◆ EXERCISE BRIEF ◆
Write out all of the data without omission, exactly as shown.

Dataset records:
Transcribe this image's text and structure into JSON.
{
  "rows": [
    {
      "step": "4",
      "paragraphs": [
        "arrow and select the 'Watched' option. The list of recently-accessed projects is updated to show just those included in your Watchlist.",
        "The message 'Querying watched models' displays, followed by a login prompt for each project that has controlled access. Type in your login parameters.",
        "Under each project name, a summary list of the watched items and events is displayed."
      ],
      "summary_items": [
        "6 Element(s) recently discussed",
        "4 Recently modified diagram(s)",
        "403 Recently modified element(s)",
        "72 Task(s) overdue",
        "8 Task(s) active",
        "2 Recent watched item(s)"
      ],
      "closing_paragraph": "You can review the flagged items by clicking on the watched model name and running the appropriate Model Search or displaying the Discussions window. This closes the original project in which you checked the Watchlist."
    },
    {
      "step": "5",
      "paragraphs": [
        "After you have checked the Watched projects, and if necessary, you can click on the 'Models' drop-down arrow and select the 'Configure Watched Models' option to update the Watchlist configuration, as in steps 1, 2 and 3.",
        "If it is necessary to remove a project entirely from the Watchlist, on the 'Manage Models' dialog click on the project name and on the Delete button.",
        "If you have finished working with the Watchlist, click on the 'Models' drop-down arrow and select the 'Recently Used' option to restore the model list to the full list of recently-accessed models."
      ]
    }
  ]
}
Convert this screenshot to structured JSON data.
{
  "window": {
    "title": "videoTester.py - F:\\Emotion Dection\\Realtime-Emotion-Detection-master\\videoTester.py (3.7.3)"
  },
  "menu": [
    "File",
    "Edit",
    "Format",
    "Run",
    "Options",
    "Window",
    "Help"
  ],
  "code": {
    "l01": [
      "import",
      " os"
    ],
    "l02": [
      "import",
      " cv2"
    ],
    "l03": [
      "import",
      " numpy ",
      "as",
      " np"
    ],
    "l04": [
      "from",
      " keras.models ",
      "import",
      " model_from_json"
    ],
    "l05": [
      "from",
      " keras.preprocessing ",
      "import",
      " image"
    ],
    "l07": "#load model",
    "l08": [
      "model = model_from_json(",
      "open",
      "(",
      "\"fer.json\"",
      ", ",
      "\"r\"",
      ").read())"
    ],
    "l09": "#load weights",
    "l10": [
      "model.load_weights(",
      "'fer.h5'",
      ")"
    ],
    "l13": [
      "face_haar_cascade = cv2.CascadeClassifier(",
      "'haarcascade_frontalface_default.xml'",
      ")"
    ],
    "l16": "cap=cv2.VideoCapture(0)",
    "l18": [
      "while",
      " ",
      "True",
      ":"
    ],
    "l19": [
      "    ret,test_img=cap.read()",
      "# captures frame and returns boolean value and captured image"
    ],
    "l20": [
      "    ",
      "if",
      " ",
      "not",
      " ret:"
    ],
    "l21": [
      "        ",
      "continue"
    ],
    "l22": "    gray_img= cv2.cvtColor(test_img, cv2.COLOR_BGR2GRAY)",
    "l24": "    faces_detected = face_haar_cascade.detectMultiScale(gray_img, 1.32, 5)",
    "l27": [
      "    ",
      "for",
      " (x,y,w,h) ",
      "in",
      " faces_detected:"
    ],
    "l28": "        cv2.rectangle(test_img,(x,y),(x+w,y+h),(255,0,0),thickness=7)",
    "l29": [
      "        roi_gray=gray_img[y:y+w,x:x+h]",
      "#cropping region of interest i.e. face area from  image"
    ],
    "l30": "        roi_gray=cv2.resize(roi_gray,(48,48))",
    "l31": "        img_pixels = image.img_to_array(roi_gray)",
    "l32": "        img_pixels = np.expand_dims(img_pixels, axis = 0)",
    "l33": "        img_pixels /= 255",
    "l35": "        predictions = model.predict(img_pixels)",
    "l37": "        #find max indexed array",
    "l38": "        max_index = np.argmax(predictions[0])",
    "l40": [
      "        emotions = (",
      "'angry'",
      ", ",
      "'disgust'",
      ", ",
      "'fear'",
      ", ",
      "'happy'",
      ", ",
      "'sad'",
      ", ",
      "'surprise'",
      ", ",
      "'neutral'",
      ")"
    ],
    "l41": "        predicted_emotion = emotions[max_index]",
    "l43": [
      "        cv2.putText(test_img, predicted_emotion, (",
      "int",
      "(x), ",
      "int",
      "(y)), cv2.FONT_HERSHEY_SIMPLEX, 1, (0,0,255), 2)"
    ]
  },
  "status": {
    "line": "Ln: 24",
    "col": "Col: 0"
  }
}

◆ EXERCISE RESULT ◆
Transcribe this image's text and structure into JSON.
{
  "rows": [
    {
      "step": "4",
      "paragraphs": [
        "arrow and select the 'Watched' option. The list of recently-accessed projects is updated to show just those included in your Watchlist.",
        "The message 'Querying watched models' displays, followed by a login prompt for each project that has controlled access. Type in your login parameters.",
        "Under each project name, a summary list of the watched items and events is displayed."
      ],
      "summary_items": [
        "6 Element(s) recently discussed",
        "4 Recently modified diagram(s)",
        "403 Recently modified element(s)",
        "72 Task(s) overdue",
        "8 Task(s) active",
        "2 Recent watched item(s)"
      ],
      "closing_paragraph": "You can review the flagged items by clicking on the watched model name and running the appropriate Model Search or displaying the Discussions window. This closes the original project in which you checked the Watchlist."
    },
    {
      "step": "5",
      "paragraphs": [
        "After you have checked the Watched projects, and if necessary, you can click on the 'Models' drop-down arrow and select the 'Configure Watched Models' option to update the Watchlist configuration, as in steps 1, 2 and 3.",
        "If it is necessary to remove a project entirely from the Watchlist, on the 'Manage Models' dialog click on the project name and on the Delete button.",
        "If you have finished working with the Watchlist, click on the 'Models' drop-down arrow and select the 'Recently Used' option to restore the model list to the full list of recently-accessed models."
      ]
    }
  ]
}
Convert this screenshot to structured JSON data.
{
  "window": {
    "title": "videoTester.py - F:\\Emotion Dection\\Realtime-Emotion-Detection-master\\videoTester.py (3.7.3)"
  },
  "menu": [
    "File",
    "Edit",
    "Format",
    "Run",
    "Options",
    "Window",
    "Help"
  ],
  "code": {
    "l01": [
      "import",
      " os"
    ],
    "l02": [
      "import",
      " cv2"
    ],
    "l03": [
      "import",
      " numpy ",
      "as",
      " np"
    ],
    "l04": [
      "from",
      " keras.models ",
      "import",
      " model_from_json"
    ],
    "l05": [
      "from",
      " keras.preprocessing ",
      "import",
      " image"
    ],
    "l07": "#load model",
    "l08": [
      "model = model_from_json(",
      "open",
      "(",
      "\"fer.json\"",
      ", ",
      "\"r\"",
      ").read())"
    ],
    "l09": "#load weights",
    "l10": [
      "model.load_weights(",
      "'fer.h5'",
      ")"
    ],
    "l13": [
      "face_haar_cascade = cv2.CascadeClassifier(",
      "'haarcascade_frontalface_default.xml'",
      ")"
    ],
    "l16": "cap=cv2.VideoCapture(0)",
    "l18": [
      "while",
      " ",
      "True",
      ":"
    ],
    "l19": [
      "    ret,test_img=cap.read()",
      "# captures frame and returns boolean value and captured image"
    ],
    "l20": [
      "    ",
      "if",
      " ",
      "not",
      " ret:"
    ],
    "l21": [
      "        ",
      "continue"
    ],
    "l22": "    gray_img= cv2.cvtColor(test_img, cv2.COLOR_BGR2GRAY)",
    "l24": "    faces_detected = face_haar_cascade.detectMultiScale(gray_img, 1.32, 5)",
    "l27": [
      "    ",
      "for",
      " (x,y,w,h) ",
      "in",
      " faces_detected:"
    ],
    "l28": "        cv2.rectangle(test_img,(x,y),(x+w,y+h),(255,0,0),thickness=7)",
    "l29": [
      "        roi_gray=gray_img[y:y+w,x:x+h]",
      "#cropping region of interest i.e. face area from  image"
    ],
    "l30": "        roi_gray=cv2.resize(roi_gray,(48,48))",
    "l31": "        img_pixels = image.img_to_array(roi_gray)",
    "l32": "        img_pixels = np.expand_dims(img_pixels, axis = 0)",
    "l33": "        img_pixels /= 255",
    "l35": "        predictions = model.predict(img_pixels)",
    "l37": "        #find max indexed array",
    "l38": "        max_index = np.argmax(predictions[0])",
    "l40": [
      "        emotions = (",
      "'angry'",
      ", ",
      "'disgust'",
      ", ",
      "'fear'",
      ", ",
      "'happy'",
      ", ",
      "'sad'",
      ", ",
      "'surprise'",
      ", ",
      "'neutral'",
      ")"
    ],
    "l41": "        predicted_emotion = emotions[max_index]",
    "l43": [
      "        cv2.putText(test_img, predicted_emotion, (",
      "int",
      "(x), ",
      "int",
      "(y)), cv2.FONT_HERSHEY_SIMPLEX, 1, (0,0,255), 2)"
    ]
  },
  "status": {
    "line": "Ln: 24",
    "col": "Col: 0"
  }
}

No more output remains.